- **TASK DETAILS**
Where a line of the listing below includes the word "this", reproduce that line.

(Data listing)
--------------------------------------------------
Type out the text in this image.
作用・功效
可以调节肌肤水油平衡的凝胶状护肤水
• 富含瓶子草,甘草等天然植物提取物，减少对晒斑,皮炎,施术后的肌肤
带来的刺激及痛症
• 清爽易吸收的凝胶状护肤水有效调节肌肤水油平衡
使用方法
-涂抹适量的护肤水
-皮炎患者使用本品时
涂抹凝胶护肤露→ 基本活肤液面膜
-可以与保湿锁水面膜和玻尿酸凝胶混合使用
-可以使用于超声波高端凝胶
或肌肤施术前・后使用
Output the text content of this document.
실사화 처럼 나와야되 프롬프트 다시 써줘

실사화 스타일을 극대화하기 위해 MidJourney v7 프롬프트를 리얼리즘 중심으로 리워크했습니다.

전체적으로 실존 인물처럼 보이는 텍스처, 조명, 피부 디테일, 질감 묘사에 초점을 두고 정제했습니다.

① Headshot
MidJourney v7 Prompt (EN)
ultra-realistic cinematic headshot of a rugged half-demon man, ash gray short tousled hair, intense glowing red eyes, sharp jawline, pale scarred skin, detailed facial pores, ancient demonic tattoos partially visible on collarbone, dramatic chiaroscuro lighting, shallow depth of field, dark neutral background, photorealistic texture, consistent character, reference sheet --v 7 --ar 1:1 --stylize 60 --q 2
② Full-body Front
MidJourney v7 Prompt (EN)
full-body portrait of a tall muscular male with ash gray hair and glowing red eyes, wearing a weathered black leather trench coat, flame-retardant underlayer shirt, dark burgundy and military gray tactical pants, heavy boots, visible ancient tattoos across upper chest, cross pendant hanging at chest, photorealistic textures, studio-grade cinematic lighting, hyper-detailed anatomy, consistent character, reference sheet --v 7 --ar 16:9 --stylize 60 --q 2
--------------------------------------------------
- **SOLUTION**
Type out the text in this image.
Output the text content of this document.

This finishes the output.